-- Task requirements --
Only one thing is required: the number of lines in the entries below that contain "flow".

Document structure recognition data
------------------------------
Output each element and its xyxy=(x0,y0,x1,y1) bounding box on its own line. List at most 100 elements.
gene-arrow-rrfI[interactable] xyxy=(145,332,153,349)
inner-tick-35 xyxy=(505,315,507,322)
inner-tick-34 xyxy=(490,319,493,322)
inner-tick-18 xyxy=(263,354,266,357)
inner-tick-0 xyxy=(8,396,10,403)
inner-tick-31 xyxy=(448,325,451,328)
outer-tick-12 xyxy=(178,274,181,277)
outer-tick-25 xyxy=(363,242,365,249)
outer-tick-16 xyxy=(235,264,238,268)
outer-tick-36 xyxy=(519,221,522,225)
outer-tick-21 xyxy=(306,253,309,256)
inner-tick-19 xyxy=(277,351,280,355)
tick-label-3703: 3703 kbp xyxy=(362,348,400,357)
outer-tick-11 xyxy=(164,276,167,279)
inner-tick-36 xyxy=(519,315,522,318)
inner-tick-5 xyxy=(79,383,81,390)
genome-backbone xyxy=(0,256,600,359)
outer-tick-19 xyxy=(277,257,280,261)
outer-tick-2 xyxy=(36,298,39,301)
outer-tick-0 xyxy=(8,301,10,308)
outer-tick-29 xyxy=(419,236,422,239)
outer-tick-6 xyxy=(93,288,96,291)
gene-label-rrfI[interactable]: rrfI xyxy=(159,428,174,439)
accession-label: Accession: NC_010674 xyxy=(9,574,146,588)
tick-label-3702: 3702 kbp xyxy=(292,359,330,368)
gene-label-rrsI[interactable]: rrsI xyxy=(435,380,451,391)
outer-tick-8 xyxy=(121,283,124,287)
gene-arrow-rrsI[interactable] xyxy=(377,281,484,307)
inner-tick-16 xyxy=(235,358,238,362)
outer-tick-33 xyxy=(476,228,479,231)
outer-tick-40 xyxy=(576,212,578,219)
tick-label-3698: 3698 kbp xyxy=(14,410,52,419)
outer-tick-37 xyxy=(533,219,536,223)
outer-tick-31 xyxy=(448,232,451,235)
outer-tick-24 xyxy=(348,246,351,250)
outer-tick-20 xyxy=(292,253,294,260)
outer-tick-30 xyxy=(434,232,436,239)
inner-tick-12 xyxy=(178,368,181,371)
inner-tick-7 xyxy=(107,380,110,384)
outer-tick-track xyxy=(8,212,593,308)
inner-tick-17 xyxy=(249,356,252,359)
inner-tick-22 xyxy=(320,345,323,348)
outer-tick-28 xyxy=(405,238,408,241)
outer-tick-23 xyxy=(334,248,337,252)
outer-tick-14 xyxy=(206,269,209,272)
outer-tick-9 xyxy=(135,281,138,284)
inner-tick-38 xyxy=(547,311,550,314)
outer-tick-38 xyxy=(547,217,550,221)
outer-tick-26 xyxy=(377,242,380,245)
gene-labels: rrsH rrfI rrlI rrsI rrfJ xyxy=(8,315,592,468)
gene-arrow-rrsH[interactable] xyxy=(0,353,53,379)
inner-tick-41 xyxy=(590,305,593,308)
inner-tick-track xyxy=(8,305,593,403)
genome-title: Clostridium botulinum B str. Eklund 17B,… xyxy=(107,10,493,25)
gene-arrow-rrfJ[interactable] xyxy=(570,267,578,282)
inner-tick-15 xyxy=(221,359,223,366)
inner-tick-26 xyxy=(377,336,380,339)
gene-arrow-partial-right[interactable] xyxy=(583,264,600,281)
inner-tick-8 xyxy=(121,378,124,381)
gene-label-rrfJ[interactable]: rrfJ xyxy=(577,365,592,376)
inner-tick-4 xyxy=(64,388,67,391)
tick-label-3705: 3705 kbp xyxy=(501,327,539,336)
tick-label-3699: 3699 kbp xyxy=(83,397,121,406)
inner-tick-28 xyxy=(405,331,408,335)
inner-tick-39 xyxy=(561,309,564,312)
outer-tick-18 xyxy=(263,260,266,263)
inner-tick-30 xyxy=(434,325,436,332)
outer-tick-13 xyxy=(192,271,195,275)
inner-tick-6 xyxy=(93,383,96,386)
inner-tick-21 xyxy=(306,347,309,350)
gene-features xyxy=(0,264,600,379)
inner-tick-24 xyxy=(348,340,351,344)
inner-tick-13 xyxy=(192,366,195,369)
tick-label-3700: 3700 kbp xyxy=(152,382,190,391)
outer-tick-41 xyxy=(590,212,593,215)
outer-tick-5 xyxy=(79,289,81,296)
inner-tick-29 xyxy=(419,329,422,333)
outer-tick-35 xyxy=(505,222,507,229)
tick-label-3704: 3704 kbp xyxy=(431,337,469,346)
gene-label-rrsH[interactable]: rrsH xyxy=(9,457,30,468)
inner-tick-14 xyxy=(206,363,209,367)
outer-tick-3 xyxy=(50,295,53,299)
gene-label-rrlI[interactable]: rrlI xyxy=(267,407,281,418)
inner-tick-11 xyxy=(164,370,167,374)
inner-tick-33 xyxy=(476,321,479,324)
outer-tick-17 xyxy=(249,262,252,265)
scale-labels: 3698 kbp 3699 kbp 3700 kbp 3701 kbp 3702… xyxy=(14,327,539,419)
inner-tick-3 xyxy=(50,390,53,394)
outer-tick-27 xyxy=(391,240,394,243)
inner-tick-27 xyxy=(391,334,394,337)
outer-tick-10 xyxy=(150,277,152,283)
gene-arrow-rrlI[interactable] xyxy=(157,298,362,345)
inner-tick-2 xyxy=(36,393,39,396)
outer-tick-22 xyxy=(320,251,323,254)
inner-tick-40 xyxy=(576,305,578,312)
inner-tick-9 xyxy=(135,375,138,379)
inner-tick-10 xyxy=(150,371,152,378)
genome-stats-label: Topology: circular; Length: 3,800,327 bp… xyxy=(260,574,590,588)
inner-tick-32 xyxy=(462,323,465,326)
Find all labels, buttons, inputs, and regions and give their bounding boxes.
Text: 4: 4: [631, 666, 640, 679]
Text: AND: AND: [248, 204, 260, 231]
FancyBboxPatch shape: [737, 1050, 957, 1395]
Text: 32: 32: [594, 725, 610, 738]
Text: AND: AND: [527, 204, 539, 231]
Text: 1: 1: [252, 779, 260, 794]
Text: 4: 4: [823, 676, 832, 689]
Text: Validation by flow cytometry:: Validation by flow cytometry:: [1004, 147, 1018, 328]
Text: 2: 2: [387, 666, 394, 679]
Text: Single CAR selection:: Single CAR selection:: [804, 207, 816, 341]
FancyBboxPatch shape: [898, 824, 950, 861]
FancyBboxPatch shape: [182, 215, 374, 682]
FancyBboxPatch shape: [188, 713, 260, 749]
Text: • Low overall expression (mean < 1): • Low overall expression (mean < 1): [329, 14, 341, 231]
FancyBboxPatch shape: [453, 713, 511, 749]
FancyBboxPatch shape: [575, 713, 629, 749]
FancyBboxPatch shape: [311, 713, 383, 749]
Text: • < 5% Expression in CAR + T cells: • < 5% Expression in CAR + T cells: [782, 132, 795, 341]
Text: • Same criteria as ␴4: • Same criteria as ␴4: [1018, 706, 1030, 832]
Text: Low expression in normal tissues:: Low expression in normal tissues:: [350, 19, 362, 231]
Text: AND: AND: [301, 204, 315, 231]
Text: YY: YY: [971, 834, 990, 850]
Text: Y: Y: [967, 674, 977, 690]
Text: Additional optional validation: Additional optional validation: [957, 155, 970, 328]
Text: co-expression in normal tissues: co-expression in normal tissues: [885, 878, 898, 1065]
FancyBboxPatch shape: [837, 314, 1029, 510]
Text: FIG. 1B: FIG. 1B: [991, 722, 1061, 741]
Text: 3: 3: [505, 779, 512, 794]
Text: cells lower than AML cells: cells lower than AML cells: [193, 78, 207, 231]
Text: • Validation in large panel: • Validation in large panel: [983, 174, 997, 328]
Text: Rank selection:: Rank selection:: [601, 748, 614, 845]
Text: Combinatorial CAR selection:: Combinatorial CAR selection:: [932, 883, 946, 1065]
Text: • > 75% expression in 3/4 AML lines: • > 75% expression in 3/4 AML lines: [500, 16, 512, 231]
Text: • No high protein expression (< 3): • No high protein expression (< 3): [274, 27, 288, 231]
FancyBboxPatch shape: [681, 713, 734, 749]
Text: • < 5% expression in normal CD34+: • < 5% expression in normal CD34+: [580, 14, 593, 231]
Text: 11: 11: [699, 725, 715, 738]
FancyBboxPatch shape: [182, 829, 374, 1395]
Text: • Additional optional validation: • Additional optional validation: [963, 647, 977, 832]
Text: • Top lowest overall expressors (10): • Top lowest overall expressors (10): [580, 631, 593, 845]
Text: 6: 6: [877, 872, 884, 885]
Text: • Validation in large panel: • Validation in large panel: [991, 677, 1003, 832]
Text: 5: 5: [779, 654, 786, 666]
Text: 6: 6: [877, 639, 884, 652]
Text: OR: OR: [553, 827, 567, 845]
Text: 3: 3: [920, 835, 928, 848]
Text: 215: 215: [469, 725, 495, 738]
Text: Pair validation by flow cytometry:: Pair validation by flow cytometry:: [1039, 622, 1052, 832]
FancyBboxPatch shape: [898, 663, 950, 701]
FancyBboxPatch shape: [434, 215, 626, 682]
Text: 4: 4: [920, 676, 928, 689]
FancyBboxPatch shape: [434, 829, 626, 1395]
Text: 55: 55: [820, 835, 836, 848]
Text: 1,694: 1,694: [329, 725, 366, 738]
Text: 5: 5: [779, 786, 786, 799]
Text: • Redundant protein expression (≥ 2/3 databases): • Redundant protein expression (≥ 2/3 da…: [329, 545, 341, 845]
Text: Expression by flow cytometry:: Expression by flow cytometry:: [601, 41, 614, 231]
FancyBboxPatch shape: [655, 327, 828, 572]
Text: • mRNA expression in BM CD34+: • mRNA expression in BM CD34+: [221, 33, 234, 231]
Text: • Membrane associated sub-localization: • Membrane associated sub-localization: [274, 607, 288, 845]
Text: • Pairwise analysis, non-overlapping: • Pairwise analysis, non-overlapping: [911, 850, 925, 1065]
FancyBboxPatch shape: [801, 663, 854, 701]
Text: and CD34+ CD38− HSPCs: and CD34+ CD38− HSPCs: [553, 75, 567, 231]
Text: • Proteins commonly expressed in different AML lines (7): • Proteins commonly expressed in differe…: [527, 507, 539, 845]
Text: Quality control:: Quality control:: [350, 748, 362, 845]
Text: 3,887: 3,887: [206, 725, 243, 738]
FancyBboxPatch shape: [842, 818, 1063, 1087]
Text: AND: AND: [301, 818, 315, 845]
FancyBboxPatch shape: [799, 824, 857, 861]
------------------------------
-- Written reply --
3